═══ Entries shown ═══

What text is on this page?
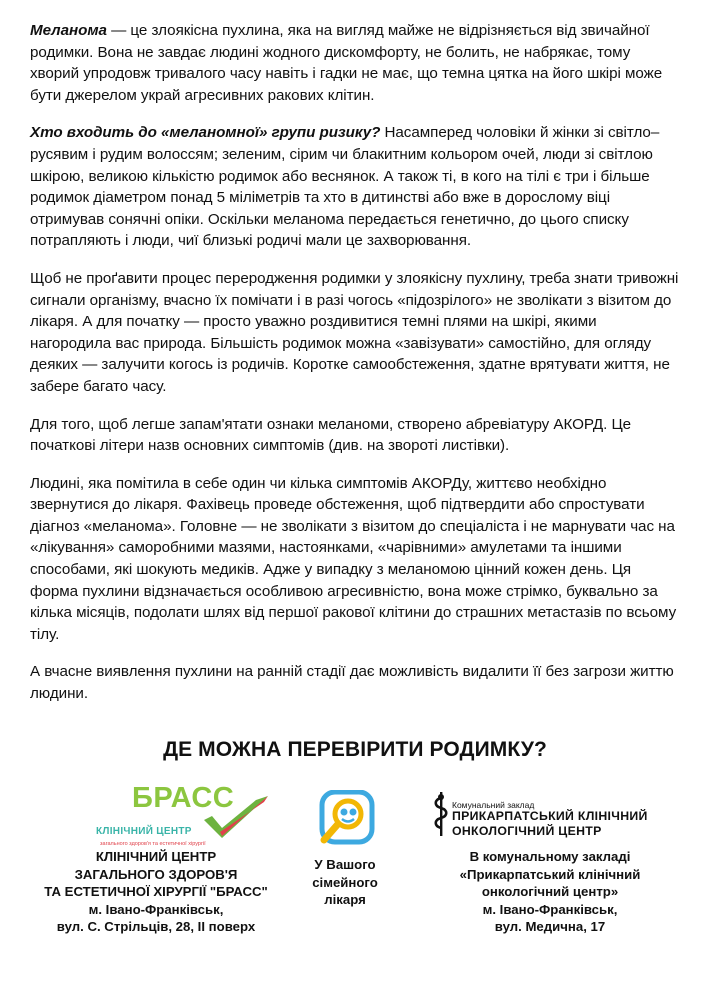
Меланома — це злоякісна пухлина, яка на вигляд майже не відрізняється від звичайної родимки. Вона не завдає людині жодного дискомфорту, не болить, не набрякає, тому хворий упродовж тривалого часу навіть і гадки не має, що темна цятка на його шкірі може бути джерелом украй агресивних ракових клітин.

Хто входить до «меланомної» групи ризику? Насамперед чоловіки й жінки зі світло–русявим і рудим волоссям; зеленим, сірим чи блакитним кольором очей, люди зі світлою шкірою, великою кількістю родимок або веснянок. А також ті, в кого на тілі є три і більше родимок діаметром понад 5 міліметрів та хто в дитинстві або вже в дорослому віці отримував сонячні опіки. Оскільки меланома передається генетично, до цього списку потрапляють і люди, чиї близькі родичі мали це захворювання.

Щоб не проґавити процес переродження родимки у злоякісну пухлину, треба знати тривожні сигнали організму, вчасно їх помічати і в разі чогось «підозрілого» не зволікати з візитом до лікаря. А для початку — просто уважно роздивитися темні плями на шкірі, якими нагородила вас природа. Більшість родимок можна «завізувати» самостійно, для огляду деяких — залучити когось із родичів. Коротке самообстеження, здатне врятувати життя, не забере багато часу.

Для того, щоб легше запам'ятати ознаки меланоми, створено абревіатуру АКОРД. Це початкові літери назв основних симптомів (див. на звороті листівки).

Людині, яка помітила в себе один чи кілька симптомів АКОРДу, життєво необхідно звернутися до лікаря. Фахівець проведе обстеження, щоб підтвердити або спростувати діагноз «меланома». Головне — не зволікати з візитом до спеціаліста і не марнувати час на «лікування» саморобними мазями, настоянками, «чарівними» амулетами та іншими способами, які шокують медиків. Адже у випадку з меланомою цінний кожен день. Ця форма пухлини відзначається особливою агресивністю, вона може стрімко, буквально за кілька місяців, подолати шлях від першої ракової клітини до страшних метастазів по всьому тілу.

А вчасне виявлення пухлини на ранній стадії дає можливість видалити її без загрози життю людини.

ДЕ МОЖНА ПЕРЕВІРИТИ РОДИМКУ?
БРАСС
КЛІНІЧНИЙ ЦЕНТР
загального здоров'я та естетичної хірургії
КЛІНІЧНИЙ ЦЕНТР
ЗАГАЛЬНОГО ЗДОРОВ'Я
ТА ЕСТЕТИЧНОЇ ХІРУРГІЇ "БРАСС"
м. Івано-Франківськ,
вул. С. Стрільців, 28, II поверх
У Вашого
сімейного
лікаря
Комунальний заклад
ПРИКАРПАТСЬКИЙ КЛІНІЧНИЙ
ОНКОЛОГІЧНИЙ ЦЕНТР
В комунальному закладі
«Прикарпатський клінічний
онкологічний центр»
м. Івано-Франківськ,
вул. Медична, 17
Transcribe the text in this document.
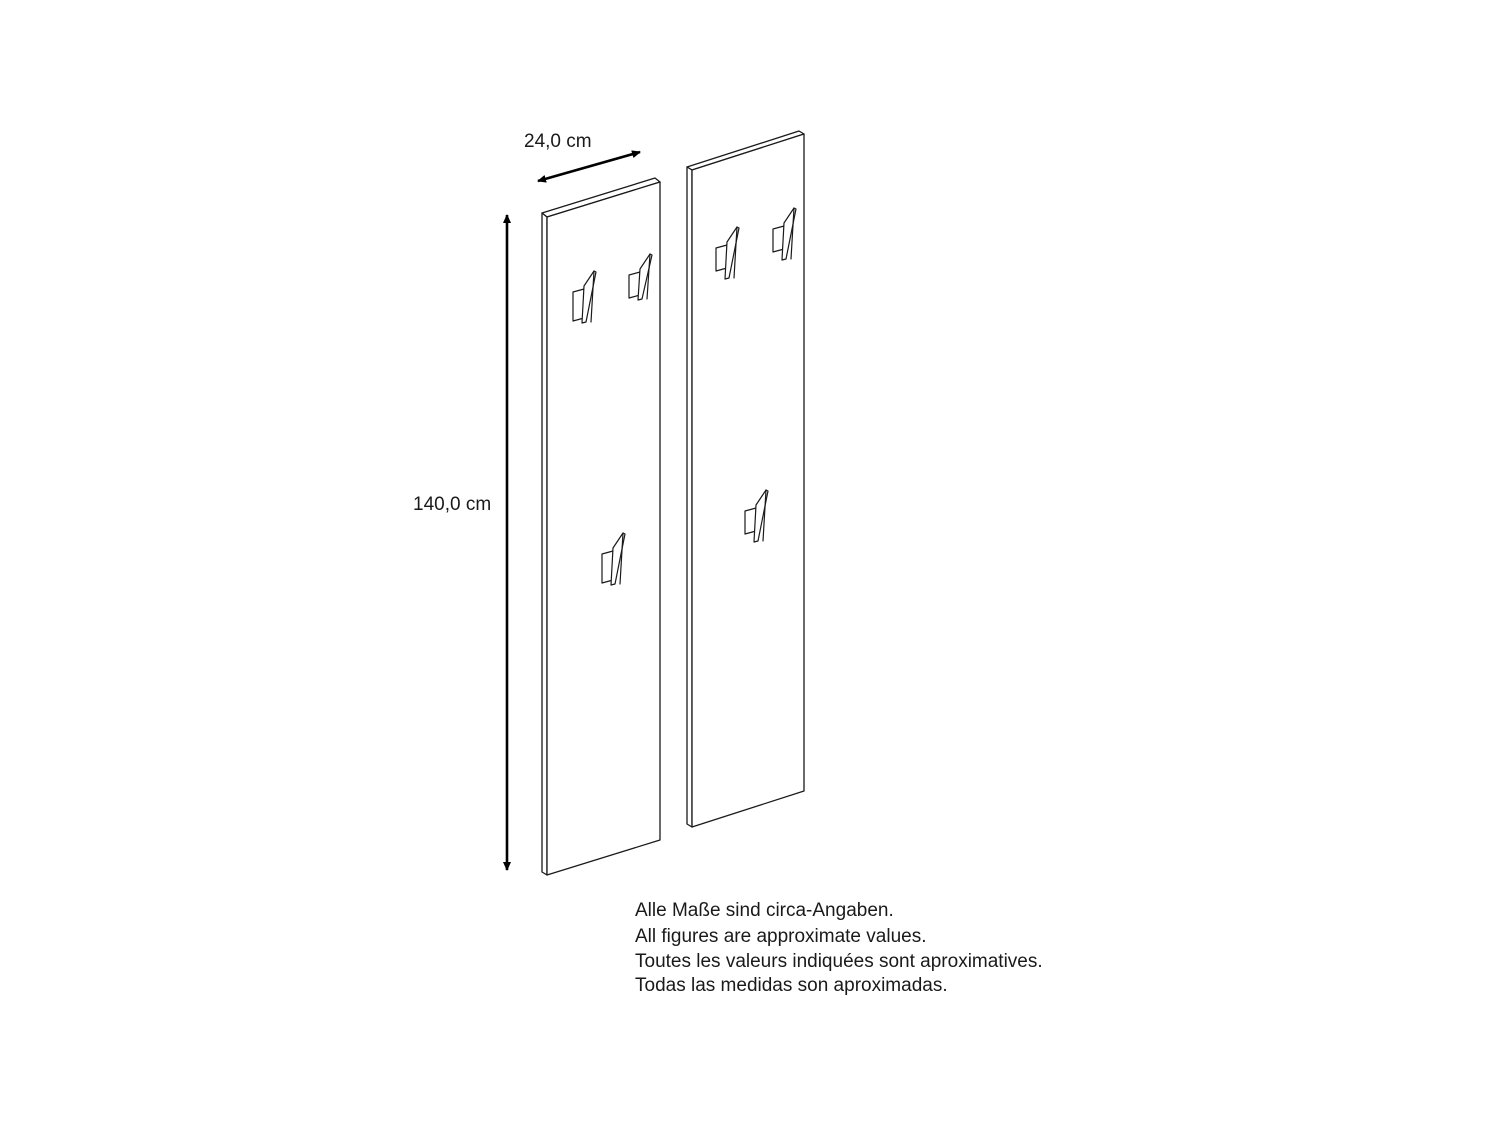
24,0 cm
140,0 cm
Alle Maße sind circa-Angaben.
All figures are approximate values.
Toutes les valeurs indiquées sont aproximatives.
Todas las medidas son aproximadas.
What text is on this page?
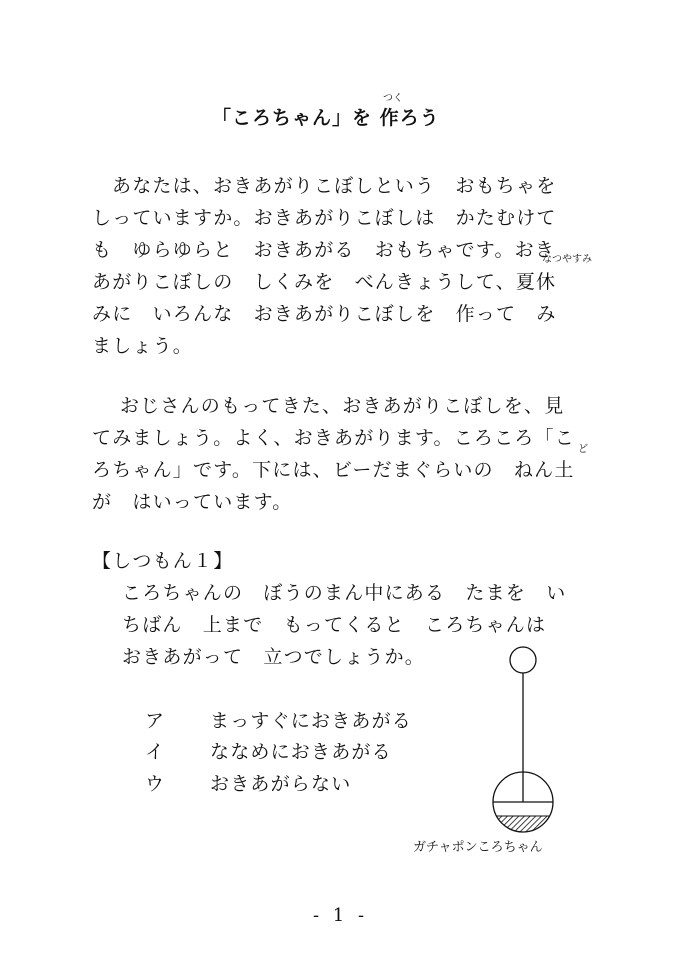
つく
「ころちゃん」を 作ろう
あなたは、おきあがりこぼしという　おもちゃを
しっていますか。おきあがりこぼしは　かたむけて
も　ゆらゆらと　おきあがる　おもちゃです。おき
あがりこぼしの　しくみを　べんきょうして、夏休
みに　いろんな　おきあがりこぼしを　作って　み
ましょう。
なつやすみ
おじさんのもってきた、おきあがりこぼしを、見
てみましょう。よく、おきあがります。ころころ「こ
ろちゃん」です。下には、ビーだまぐらいの　ねん土
が　はいっています。
ど
【しつもん１】
ころちゃんの　ぼうのまん中にある　たまを　い
ちばん　上まで　もってくると　ころちゃんは
おきあがって　立つでしょうか。
ア まっすぐにおきあがる
イ ななめにおきあがる
ウ おきあがらない
ガチャポンころちゃん
- 1 -
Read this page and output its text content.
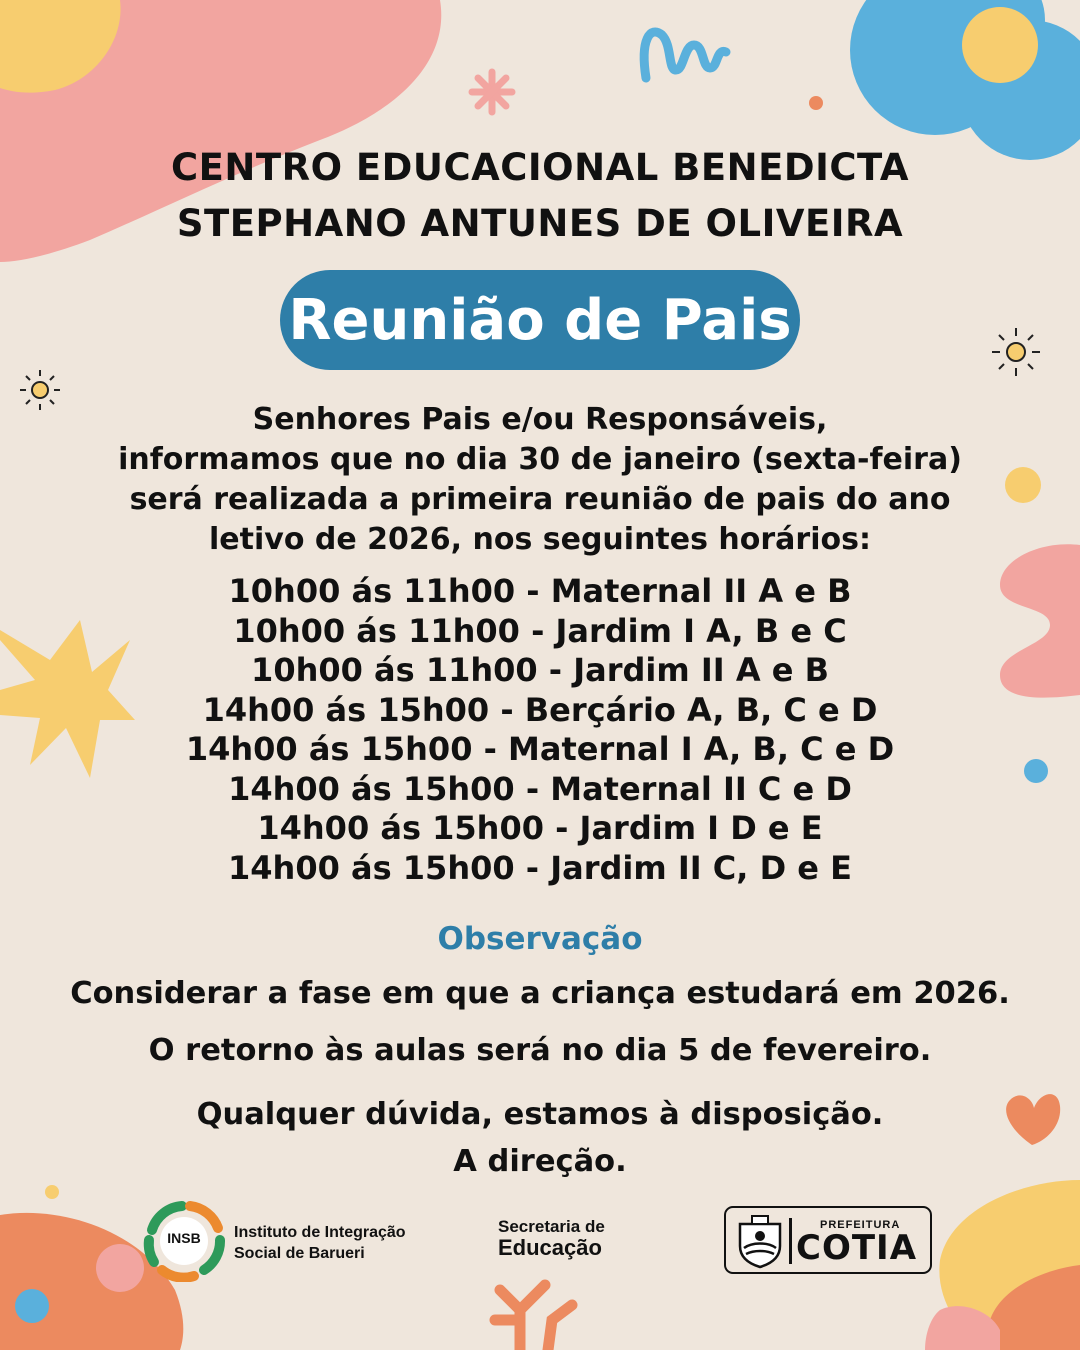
CENTRO EDUCACIONAL BENEDICTA
STEPHANO ANTUNES DE OLIVEIRA
Reunião de Pais
Senhores Pais e/ou Responsáveis,
informamos que no dia 30 de janeiro (sexta-feira)
será realizada a primeira reunião de pais do ano
letivo de 2026, nos seguintes horários:
10h00 ás 11h00 - Maternal II A e B
10h00 ás 11h00 - Jardim I A, B e C
10h00 ás 11h00 - Jardim II A e B
14h00 ás 15h00 - Berçário A, B, C e D
14h00 ás 15h00 - Maternal I A, B, C e D
14h00 ás 15h00 - Maternal II C e D
14h00 ás 15h00 - Jardim I D e E
14h00 ás 15h00 - Jardim II C, D e E
Observação
Considerar a fase em que a criança estudará em 2026.
O retorno às aulas será no dia 5 de fevereiro.
Qualquer dúvida, estamos à disposição.
A direção.
INSB	Instituto de Integração
Social de Barueri
Secretaria de
Educação
PREFEITURA
COTIA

═══

Exercise task
Output exactly the lines from the one containing "Transcribe the text in this document." through the last line of the records above, both included, leaving out any pictures.

Full solution
Transcribe the text in this document.
24,0 cm
140,0 cm
Alle Maße sind circa-Angaben.
All figures are approximate values.
Toutes les valeurs indiquées sont aproximatives.
Todas las medidas son aproximadas.
What text is on this page?
つく
「ころちゃん」を 作ろう
あなたは、おきあがりこぼしという　おもちゃを
しっていますか。おきあがりこぼしは　かたむけて
も　ゆらゆらと　おきあがる　おもちゃです。おき
あがりこぼしの　しくみを　べんきょうして、夏休
みに　いろんな　おきあがりこぼしを　作って　み
ましょう。
なつやすみ
おじさんのもってきた、おきあがりこぼしを、見
てみましょう。よく、おきあがります。ころころ「こ
ろちゃん」です。下には、ビーだまぐらいの　ねん土
が　はいっています。
ど
【しつもん１】
ころちゃんの　ぼうのまん中にある　たまを　い
ちばん　上まで　もってくると　ころちゃんは
おきあがって　立つでしょうか。
ア まっすぐにおきあがる
イ ななめにおきあがる
ウ おきあがらない
ガチャポンころちゃん
- 1 -
Read this page and output its text content.
CENTRO EDUCACIONAL BENEDICTA
STEPHANO ANTUNES DE OLIVEIRA
Reunião de Pais
Senhores Pais e/ou Responsáveis,
informamos que no dia 30 de janeiro (sexta-feira)
será realizada a primeira reunião de pais do ano
letivo de 2026, nos seguintes horários:
10h00 ás 11h00 - Maternal II A e B
10h00 ás 11h00 - Jardim I A, B e C
10h00 ás 11h00 - Jardim II A e B
14h00 ás 15h00 - Berçário A, B, C e D
14h00 ás 15h00 - Maternal I A, B, C e D
14h00 ás 15h00 - Maternal II C e D
14h00 ás 15h00 - Jardim I D e E
14h00 ás 15h00 - Jardim II C, D e E
Observação
Considerar a fase em que a criança estudará em 2026.
O retorno às aulas será no dia 5 de fevereiro.
Qualquer dúvida, estamos à disposição.
A direção.
INSB	Instituto de Integração
Social de Barueri
Secretaria de
Educação
PREFEITURA
COTIA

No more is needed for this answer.